Do this
Your output must consist solely of the lines from the one containing "Enumerate this screenshot's" through the end of the records, reproduced exactly.

Provided material

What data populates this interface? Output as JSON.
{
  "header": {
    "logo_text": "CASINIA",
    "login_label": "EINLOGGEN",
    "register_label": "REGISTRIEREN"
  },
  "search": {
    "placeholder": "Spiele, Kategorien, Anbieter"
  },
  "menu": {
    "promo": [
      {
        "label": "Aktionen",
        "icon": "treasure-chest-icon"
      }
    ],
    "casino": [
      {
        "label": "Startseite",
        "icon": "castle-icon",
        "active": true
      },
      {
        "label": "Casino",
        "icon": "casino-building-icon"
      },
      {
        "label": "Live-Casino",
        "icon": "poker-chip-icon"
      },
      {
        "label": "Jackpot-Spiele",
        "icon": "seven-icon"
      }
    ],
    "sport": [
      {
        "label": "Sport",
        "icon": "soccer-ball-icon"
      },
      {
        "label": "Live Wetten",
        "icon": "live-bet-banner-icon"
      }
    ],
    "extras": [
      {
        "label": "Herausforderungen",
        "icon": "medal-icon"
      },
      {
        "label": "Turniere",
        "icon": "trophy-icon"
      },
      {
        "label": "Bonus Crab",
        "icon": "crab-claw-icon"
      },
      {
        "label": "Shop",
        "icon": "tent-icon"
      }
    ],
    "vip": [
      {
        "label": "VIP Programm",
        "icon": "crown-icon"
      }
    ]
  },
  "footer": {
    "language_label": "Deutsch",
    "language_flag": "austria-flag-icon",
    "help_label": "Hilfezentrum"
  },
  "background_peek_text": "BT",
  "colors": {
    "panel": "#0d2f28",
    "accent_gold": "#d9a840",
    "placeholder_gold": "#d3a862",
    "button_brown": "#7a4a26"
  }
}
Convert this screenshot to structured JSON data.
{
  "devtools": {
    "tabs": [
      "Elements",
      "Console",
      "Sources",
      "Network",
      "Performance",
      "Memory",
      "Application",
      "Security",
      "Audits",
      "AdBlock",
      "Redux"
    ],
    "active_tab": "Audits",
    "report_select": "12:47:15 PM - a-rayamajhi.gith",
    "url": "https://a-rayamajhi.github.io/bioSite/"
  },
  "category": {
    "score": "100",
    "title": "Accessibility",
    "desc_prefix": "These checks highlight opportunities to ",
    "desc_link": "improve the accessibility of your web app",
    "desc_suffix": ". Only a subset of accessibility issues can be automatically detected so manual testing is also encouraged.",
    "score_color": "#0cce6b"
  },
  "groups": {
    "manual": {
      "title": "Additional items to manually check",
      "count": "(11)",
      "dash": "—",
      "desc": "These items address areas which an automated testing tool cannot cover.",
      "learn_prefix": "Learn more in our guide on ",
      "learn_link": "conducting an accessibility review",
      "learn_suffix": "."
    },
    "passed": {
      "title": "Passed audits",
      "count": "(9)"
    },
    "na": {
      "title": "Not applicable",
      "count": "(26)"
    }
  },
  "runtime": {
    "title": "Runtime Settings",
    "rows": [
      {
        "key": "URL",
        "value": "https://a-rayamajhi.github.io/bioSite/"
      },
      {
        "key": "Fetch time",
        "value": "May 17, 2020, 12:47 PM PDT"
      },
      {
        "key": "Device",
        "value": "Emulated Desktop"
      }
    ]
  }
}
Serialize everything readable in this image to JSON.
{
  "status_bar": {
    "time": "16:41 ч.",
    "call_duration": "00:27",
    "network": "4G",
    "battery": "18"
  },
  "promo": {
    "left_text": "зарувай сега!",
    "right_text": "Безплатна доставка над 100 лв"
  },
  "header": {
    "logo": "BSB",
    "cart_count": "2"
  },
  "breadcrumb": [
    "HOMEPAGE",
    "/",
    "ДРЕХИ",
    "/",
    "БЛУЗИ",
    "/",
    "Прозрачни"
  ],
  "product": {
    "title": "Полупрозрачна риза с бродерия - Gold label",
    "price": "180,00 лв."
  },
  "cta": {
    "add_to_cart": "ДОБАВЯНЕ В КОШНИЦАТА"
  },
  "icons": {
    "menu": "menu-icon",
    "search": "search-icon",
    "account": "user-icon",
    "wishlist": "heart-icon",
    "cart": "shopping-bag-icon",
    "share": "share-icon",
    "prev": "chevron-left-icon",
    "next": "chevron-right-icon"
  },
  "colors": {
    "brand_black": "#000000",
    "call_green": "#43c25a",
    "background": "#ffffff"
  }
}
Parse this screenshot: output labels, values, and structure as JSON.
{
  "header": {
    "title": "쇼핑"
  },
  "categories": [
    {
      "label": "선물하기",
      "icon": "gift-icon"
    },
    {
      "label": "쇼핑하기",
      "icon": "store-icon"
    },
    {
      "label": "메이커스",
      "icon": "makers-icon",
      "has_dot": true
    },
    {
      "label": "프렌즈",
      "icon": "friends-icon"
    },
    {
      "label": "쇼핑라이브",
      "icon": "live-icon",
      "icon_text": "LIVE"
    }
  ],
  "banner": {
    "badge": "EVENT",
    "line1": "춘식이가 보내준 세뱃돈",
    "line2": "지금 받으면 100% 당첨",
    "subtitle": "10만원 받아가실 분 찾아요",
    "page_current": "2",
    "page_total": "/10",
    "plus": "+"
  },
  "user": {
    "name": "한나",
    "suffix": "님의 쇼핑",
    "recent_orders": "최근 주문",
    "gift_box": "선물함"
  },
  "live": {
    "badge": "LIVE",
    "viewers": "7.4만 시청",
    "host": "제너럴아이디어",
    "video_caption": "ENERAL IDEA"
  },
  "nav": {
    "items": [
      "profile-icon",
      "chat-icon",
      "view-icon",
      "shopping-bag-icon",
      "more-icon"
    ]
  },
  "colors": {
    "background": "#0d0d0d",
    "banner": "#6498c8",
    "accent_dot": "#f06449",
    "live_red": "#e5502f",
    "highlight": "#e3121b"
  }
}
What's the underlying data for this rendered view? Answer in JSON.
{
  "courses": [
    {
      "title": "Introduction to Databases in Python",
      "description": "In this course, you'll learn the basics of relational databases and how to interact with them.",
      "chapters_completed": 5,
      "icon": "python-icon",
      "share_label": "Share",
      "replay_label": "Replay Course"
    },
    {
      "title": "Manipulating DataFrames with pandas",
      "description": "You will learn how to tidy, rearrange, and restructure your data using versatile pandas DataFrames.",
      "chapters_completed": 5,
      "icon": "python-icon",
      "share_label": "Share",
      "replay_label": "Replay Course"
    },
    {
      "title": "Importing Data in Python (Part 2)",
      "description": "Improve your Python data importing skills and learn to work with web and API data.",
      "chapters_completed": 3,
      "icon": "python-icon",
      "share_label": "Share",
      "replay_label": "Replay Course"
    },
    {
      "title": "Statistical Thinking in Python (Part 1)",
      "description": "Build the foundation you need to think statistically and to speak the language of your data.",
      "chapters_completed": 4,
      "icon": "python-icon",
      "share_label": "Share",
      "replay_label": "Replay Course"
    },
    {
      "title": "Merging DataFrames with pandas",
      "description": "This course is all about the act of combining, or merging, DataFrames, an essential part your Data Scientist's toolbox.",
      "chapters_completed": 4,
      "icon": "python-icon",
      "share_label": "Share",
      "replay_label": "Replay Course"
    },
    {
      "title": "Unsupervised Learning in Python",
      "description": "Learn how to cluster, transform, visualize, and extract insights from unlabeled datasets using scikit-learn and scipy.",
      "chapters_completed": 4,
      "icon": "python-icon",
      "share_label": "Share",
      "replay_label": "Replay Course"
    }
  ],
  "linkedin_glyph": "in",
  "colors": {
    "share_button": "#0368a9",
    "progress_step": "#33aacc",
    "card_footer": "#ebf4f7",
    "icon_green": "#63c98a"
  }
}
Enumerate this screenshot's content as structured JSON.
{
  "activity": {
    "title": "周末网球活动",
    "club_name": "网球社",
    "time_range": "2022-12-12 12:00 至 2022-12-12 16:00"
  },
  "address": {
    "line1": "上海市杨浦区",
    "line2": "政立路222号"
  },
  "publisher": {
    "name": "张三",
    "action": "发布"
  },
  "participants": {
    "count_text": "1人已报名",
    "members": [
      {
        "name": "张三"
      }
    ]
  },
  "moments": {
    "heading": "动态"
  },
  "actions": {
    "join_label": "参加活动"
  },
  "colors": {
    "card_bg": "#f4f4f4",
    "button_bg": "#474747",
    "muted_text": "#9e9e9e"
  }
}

Result for this exercise
Enumerate this screenshot's content as structured JSON.
{
  "activity": {
    "title": "周末网球活动",
    "club_name": "网球社",
    "time_range": "2022-12-12 12:00 至 2022-12-12 16:00"
  },
  "address": {
    "line1": "上海市杨浦区",
    "line2": "政立路222号"
  },
  "publisher": {
    "name": "张三",
    "action": "发布"
  },
  "participants": {
    "count_text": "1人已报名",
    "members": [
      {
        "name": "张三"
      }
    ]
  },
  "moments": {
    "heading": "动态"
  },
  "actions": {
    "join_label": "参加活动"
  },
  "colors": {
    "card_bg": "#f4f4f4",
    "button_bg": "#474747",
    "muted_text": "#9e9e9e"
  }
}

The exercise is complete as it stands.